• _AIM OF THE TASK_
Copy whichever lines contain the string "hmbhsa".

• _GIVEN RECORDS_
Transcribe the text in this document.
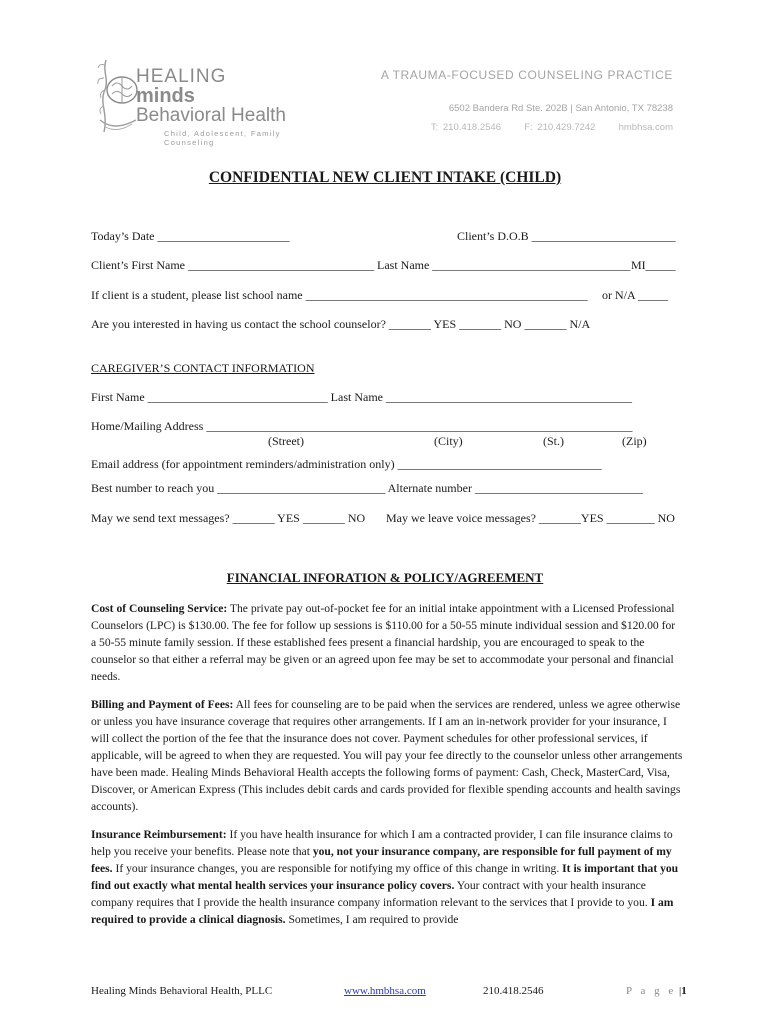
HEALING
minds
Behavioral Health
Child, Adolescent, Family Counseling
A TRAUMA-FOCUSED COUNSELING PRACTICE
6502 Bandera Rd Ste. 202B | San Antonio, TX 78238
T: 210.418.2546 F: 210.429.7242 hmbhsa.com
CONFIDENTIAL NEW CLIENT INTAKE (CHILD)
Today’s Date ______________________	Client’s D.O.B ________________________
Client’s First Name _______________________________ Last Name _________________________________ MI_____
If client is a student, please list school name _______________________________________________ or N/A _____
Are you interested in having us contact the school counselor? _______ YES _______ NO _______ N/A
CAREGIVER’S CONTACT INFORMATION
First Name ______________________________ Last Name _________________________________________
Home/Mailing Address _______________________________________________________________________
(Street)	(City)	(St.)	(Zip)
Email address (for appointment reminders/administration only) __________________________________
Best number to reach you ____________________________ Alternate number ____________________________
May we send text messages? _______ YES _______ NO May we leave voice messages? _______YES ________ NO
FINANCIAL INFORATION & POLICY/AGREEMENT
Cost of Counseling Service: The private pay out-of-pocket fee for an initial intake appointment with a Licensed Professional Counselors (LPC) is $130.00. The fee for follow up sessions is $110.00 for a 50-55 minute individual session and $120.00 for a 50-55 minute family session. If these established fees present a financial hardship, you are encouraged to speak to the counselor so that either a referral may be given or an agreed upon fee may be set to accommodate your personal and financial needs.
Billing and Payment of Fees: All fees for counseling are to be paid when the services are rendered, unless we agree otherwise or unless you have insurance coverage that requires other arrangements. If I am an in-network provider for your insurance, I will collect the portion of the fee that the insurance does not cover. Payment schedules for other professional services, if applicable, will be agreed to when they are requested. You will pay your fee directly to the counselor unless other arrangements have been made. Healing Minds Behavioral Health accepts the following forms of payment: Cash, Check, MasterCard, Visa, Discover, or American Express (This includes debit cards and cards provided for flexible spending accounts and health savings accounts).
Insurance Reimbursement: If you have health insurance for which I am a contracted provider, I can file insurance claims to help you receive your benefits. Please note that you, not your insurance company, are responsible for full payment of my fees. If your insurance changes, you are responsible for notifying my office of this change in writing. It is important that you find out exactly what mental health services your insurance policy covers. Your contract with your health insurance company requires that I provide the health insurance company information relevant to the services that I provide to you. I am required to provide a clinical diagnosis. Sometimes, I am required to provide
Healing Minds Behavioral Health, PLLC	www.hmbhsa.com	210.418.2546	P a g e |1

• _COMPLETE ANSWER_
T: 210.418.2546 F: 210.429.7242 hmbhsa.com
Healing Minds Behavioral Health, PLLC	www.hmbhsa.com	210.418.2546	P a g e |1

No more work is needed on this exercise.